Task goal: What follows are records. Restate all of them word for word.

Dataset content:
· · · ·

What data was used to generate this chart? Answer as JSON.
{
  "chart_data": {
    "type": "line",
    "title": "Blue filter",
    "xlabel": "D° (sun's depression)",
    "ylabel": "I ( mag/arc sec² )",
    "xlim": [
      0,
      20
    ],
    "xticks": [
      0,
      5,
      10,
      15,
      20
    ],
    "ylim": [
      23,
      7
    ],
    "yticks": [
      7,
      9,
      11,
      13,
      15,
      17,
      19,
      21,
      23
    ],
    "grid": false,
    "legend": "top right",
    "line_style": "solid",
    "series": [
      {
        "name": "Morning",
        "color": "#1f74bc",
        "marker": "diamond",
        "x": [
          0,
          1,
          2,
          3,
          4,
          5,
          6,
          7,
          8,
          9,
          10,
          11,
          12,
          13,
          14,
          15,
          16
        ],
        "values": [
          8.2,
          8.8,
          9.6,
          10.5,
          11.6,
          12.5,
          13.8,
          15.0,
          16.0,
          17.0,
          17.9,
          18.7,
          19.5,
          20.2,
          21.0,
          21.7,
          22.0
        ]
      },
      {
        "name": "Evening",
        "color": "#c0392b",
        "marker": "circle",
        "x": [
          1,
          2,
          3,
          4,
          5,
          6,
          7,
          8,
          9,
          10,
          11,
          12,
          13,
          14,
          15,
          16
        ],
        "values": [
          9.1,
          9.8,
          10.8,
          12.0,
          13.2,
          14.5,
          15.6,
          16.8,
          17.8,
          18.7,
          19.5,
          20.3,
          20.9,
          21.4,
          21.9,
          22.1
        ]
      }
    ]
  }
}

· · · ·

Output of the exercise:
What data was used to generate this chart? Answer as JSON.
{
  "chart_data": {
    "type": "line",
    "title": "Blue filter",
    "xlabel": "D° (sun's depression)",
    "ylabel": "I ( mag/arc sec² )",
    "xlim": [
      0,
      20
    ],
    "xticks": [
      0,
      5,
      10,
      15,
      20
    ],
    "ylim": [
      23,
      7
    ],
    "yticks": [
      7,
      9,
      11,
      13,
      15,
      17,
      19,
      21,
      23
    ],
    "grid": false,
    "legend": "top right",
    "line_style": "solid",
    "series": [
      {
        "name": "Morning",
        "color": "#1f74bc",
        "marker": "diamond",
        "x": [
          0,
          1,
          2,
          3,
          4,
          5,
          6,
          7,
          8,
          9,
          10,
          11,
          12,
          13,
          14,
          15,
          16
        ],
        "values": [
          8.2,
          8.8,
          9.6,
          10.5,
          11.6,
          12.5,
          13.8,
          15.0,
          16.0,
          17.0,
          17.9,
          18.7,
          19.5,
          20.2,
          21.0,
          21.7,
          22.0
        ]
      },
      {
        "name": "Evening",
        "color": "#c0392b",
        "marker": "circle",
        "x": [
          1,
          2,
          3,
          4,
          5,
          6,
          7,
          8,
          9,
          10,
          11,
          12,
          13,
          14,
          15,
          16
        ],
        "values": [
          9.1,
          9.8,
          10.8,
          12.0,
          13.2,
          14.5,
          15.6,
          16.8,
          17.8,
          18.7,
          19.5,
          20.3,
          20.9,
          21.4,
          21.9,
          22.1
        ]
      }
    ]
  }
}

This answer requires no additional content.